WHAT IS BEING ASKED: Pull every line containing "strong" from the entries.

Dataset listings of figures
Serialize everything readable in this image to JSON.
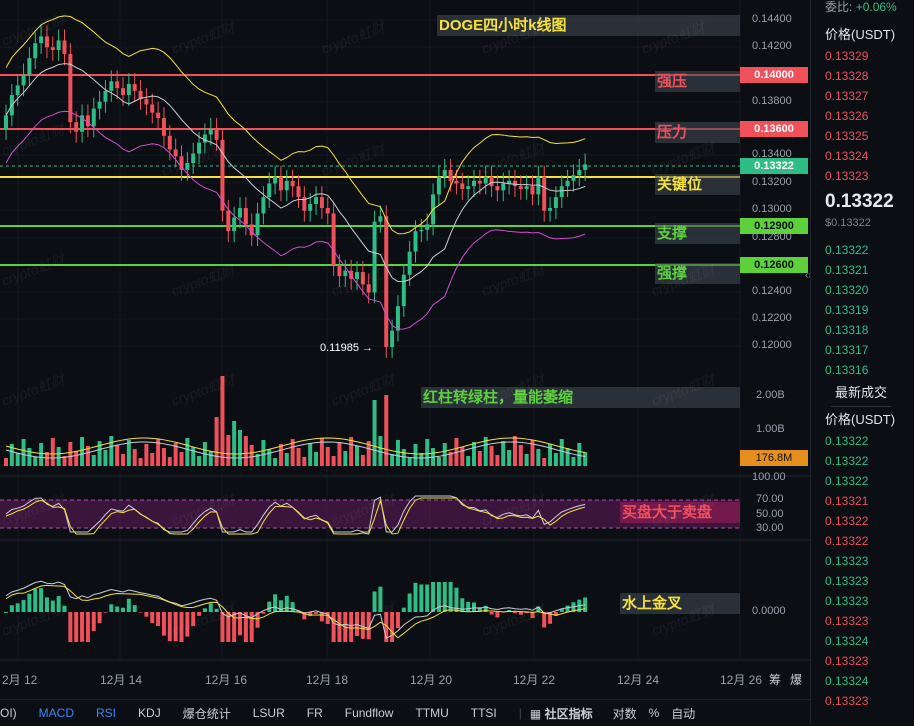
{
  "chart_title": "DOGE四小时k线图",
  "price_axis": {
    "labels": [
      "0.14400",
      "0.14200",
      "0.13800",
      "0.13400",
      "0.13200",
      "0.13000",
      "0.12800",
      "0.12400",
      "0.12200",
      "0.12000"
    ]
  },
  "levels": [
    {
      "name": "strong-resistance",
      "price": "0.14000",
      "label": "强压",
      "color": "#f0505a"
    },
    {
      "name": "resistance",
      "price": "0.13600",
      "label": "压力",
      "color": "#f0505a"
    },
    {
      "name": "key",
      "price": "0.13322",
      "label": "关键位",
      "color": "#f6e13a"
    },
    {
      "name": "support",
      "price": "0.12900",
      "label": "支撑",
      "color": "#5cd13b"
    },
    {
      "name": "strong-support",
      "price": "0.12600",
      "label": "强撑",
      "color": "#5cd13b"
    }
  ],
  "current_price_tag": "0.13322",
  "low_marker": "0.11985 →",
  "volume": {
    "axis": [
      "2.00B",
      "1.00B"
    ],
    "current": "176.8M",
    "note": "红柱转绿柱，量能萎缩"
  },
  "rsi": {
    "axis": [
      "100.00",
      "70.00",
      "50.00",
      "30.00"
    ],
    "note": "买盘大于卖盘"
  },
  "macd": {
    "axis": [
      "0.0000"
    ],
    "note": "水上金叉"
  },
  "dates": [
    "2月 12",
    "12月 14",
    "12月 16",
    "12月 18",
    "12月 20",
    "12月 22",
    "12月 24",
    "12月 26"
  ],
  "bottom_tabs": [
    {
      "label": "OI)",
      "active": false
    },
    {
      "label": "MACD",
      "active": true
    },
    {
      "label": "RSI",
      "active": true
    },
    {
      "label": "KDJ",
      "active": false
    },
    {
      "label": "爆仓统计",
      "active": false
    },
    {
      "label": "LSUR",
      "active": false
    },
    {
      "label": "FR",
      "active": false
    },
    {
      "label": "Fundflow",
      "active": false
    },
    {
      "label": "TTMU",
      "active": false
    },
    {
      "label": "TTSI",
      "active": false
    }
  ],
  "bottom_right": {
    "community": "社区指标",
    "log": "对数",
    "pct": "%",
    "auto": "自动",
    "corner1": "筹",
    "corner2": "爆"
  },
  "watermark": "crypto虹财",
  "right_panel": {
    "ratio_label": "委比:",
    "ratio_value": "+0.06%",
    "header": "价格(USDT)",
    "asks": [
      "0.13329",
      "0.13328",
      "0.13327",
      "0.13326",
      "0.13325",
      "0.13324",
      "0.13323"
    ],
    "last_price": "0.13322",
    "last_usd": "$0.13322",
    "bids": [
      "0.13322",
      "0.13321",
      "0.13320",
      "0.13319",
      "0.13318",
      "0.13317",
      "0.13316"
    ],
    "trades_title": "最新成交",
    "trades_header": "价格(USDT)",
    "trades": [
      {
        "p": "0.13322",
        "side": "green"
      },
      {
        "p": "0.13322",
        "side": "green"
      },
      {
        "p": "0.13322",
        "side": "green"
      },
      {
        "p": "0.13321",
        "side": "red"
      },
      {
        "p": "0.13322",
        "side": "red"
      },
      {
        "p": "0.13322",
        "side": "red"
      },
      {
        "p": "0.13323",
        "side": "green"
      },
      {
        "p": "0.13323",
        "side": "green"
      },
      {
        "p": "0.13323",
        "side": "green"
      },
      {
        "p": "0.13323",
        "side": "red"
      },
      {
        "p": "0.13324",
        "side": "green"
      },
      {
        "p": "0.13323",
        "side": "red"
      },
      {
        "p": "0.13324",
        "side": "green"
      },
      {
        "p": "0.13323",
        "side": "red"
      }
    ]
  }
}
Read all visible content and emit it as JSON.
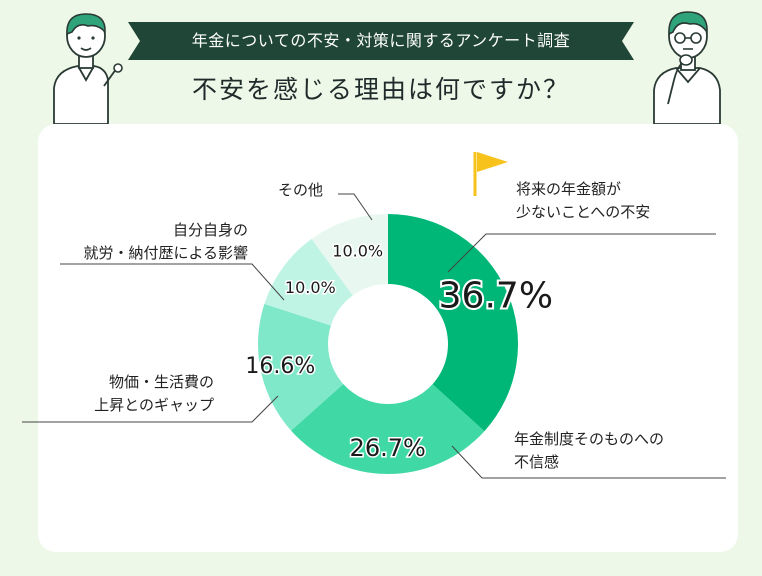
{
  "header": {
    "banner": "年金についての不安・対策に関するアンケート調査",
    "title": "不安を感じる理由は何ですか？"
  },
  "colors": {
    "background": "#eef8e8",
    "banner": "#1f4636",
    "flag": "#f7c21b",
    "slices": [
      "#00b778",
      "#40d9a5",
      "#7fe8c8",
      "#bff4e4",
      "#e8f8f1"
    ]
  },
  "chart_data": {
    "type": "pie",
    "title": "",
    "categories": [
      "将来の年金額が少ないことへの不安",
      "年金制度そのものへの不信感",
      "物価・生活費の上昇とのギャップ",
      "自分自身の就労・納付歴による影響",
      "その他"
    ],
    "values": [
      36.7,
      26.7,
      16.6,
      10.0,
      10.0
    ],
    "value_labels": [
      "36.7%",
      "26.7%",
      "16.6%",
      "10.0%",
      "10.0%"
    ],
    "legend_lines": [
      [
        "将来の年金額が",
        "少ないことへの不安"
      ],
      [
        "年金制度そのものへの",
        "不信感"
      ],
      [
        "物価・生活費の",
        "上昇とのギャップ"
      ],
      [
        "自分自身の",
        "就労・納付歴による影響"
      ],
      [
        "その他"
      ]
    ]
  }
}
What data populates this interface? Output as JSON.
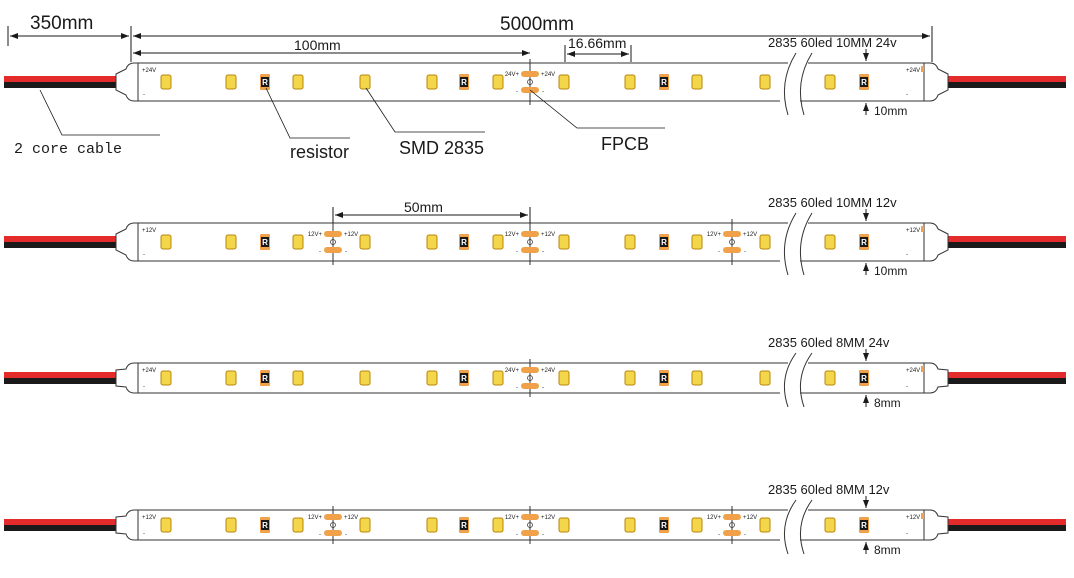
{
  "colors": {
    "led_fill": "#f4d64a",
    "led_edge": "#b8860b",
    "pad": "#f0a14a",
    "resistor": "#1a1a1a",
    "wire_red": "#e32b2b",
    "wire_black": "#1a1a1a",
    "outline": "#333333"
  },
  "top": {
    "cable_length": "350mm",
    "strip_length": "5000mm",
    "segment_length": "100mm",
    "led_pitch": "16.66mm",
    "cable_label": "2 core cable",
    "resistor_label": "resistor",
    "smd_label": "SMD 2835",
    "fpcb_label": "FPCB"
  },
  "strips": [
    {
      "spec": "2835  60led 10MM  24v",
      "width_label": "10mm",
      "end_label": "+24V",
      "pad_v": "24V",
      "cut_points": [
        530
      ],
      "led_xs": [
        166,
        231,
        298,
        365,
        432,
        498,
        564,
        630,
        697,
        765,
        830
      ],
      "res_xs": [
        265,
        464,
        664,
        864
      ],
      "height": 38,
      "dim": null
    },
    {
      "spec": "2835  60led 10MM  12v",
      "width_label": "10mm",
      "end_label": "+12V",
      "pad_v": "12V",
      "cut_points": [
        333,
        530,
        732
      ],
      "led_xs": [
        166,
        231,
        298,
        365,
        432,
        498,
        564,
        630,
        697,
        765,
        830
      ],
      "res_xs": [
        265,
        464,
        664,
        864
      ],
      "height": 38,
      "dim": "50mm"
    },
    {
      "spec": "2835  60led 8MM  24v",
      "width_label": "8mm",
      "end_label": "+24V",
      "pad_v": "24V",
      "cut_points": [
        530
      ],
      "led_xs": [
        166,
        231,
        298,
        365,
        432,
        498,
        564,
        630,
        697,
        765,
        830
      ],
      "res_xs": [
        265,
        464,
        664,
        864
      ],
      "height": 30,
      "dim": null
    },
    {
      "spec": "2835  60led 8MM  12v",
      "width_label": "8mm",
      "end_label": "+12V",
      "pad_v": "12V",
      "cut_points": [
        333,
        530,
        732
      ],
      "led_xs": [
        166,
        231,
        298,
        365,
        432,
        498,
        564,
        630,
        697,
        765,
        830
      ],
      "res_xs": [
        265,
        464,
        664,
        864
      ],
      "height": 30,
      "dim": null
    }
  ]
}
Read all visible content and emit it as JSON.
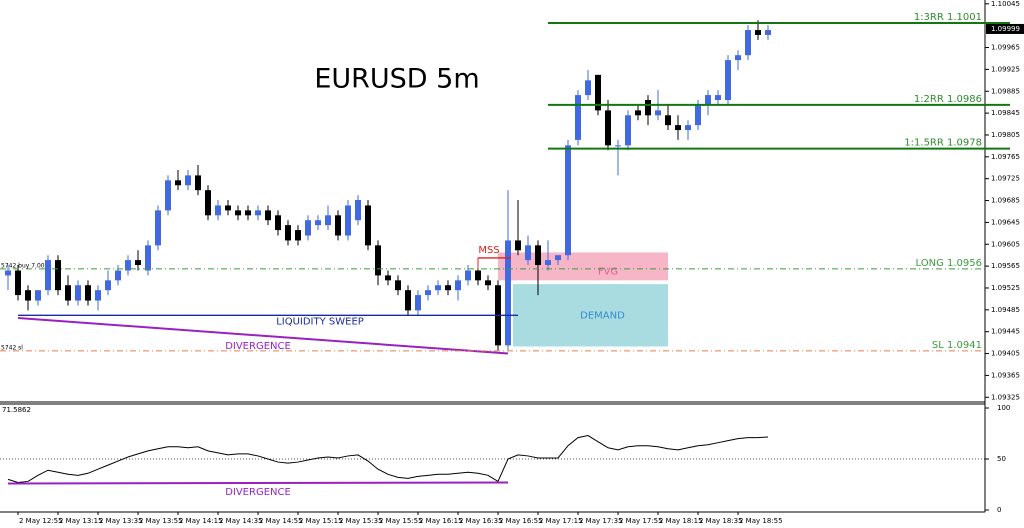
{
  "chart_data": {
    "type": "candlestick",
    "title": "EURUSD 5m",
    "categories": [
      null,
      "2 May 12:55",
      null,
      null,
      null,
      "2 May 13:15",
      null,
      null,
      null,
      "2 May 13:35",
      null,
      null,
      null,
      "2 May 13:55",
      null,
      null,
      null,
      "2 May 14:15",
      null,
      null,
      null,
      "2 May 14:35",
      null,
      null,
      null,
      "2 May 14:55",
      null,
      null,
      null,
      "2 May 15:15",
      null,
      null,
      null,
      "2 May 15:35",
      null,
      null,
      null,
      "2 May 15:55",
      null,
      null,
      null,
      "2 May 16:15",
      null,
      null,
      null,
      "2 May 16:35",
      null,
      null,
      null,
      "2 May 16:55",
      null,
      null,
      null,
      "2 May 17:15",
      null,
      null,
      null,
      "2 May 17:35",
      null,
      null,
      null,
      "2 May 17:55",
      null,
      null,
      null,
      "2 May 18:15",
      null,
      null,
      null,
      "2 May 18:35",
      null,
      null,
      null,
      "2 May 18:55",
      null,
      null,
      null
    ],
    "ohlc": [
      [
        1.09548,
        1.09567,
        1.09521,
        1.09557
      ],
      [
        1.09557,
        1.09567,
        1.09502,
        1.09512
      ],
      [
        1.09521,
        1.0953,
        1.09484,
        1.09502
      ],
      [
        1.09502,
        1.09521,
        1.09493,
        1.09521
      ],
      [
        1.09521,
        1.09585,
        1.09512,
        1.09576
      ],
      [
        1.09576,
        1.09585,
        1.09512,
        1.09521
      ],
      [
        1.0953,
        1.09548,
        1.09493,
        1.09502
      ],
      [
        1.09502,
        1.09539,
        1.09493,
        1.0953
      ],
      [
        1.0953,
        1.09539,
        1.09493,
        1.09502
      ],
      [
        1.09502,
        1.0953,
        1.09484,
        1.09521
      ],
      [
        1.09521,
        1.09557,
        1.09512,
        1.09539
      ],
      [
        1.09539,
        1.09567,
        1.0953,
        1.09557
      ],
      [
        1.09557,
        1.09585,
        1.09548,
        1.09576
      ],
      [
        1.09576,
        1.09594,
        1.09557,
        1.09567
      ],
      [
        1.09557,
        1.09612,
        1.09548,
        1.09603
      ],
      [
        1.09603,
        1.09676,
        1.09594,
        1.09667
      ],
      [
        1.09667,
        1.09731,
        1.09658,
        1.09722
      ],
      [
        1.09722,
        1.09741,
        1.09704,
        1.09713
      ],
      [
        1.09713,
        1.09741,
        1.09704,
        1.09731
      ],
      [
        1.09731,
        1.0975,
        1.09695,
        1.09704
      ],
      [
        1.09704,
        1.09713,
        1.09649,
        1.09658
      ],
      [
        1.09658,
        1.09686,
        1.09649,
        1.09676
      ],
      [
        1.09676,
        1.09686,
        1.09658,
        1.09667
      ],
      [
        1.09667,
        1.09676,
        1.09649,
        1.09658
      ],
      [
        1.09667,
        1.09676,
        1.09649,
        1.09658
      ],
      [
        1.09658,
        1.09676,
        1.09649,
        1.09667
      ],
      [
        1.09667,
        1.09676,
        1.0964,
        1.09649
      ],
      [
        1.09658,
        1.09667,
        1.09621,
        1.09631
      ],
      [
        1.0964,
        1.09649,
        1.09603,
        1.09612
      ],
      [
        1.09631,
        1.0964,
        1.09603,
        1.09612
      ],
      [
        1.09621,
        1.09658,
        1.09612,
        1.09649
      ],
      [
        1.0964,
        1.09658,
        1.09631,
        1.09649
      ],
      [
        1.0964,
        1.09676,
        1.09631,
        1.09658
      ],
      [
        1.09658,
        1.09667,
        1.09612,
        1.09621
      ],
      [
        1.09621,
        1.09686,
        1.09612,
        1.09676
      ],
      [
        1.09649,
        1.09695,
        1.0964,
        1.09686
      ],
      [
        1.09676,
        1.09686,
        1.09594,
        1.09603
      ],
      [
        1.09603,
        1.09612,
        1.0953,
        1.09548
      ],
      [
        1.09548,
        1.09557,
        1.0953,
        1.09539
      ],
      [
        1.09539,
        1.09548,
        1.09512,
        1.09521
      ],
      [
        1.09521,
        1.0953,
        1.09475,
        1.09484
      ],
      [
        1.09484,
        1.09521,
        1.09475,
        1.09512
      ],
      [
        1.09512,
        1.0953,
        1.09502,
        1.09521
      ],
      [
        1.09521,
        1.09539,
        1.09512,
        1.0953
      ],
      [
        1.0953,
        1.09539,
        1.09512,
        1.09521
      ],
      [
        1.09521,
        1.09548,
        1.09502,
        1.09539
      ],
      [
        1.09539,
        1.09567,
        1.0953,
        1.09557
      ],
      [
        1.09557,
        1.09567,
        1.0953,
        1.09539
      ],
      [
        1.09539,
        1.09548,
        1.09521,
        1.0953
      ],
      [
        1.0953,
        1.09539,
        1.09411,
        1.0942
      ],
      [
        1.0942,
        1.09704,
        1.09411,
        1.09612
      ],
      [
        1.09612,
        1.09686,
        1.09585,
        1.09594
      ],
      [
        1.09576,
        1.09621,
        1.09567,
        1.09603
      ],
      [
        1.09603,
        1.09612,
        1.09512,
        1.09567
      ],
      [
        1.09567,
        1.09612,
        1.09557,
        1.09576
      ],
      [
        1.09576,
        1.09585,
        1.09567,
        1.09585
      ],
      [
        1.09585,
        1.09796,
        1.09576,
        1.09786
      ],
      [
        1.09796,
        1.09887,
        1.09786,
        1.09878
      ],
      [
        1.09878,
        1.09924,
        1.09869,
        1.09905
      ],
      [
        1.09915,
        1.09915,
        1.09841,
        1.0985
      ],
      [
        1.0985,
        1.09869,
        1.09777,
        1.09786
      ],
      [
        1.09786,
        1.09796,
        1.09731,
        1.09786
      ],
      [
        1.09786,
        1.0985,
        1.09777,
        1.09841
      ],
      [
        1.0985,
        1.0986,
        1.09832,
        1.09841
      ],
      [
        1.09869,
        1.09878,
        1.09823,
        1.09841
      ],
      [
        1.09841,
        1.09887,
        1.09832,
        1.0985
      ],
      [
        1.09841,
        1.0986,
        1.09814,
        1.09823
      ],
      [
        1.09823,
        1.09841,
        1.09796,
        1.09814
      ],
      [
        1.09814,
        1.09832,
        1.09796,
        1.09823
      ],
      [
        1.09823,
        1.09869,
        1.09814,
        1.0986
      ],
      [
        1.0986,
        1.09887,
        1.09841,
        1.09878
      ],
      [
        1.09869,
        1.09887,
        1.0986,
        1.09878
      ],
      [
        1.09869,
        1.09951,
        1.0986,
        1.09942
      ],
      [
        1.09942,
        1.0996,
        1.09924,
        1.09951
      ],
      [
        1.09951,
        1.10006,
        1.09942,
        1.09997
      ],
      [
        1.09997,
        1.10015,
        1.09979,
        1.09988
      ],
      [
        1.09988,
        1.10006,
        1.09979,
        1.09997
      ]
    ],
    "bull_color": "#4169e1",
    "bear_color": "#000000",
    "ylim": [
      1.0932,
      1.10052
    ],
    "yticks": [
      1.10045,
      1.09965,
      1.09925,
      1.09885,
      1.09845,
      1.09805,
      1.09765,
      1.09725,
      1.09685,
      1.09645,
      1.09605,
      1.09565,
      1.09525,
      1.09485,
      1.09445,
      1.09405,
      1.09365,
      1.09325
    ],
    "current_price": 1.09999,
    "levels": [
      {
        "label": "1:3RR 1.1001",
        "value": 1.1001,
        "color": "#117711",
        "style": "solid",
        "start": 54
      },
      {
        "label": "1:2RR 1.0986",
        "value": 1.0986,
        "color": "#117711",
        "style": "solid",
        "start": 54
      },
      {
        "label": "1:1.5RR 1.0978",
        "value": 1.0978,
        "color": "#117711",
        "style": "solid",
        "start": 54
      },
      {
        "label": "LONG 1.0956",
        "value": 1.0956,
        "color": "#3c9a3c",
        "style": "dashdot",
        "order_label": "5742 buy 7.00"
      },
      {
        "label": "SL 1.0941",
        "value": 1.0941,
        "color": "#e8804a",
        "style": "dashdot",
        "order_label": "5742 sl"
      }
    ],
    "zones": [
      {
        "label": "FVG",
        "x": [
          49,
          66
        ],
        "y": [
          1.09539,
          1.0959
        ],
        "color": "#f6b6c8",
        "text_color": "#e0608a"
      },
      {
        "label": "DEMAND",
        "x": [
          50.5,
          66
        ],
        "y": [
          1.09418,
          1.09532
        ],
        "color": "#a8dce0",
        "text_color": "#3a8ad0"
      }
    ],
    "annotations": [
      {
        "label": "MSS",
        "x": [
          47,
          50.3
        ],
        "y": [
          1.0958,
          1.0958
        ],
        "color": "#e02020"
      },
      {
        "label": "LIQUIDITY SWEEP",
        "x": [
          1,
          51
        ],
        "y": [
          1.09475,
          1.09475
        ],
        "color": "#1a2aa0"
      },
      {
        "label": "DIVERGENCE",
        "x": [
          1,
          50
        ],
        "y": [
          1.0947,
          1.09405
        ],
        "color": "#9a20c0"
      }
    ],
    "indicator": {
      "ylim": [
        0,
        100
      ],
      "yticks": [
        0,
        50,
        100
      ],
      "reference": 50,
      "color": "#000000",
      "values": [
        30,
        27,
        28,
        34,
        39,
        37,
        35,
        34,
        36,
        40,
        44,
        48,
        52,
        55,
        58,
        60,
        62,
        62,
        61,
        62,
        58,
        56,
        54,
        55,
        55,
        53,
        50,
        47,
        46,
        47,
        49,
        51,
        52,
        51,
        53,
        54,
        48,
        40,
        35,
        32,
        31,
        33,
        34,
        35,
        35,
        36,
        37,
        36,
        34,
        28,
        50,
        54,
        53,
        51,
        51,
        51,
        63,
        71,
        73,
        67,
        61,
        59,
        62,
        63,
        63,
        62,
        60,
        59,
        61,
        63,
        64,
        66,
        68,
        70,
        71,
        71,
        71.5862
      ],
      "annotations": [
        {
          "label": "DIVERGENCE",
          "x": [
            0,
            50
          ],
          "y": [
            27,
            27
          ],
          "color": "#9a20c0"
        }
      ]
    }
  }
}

CORRECT RESPONSE:
      "name": "strong-resistance",
      "name": "strong-support",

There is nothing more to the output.